[Excerpted records]
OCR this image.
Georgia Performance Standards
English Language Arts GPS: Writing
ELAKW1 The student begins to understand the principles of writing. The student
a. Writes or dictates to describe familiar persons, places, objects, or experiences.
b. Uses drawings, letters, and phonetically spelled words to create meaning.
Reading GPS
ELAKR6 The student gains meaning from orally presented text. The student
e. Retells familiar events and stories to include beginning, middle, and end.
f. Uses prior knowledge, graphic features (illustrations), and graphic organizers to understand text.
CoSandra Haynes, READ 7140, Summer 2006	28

[Written task] Display every line of the listing that contains the string "text".

[Answer for the task]
ELAKR6 The student gains meaning from orally presented text. The student
f. Uses prior knowledge, graphic features (illustrations), and graphic organizers to understand text.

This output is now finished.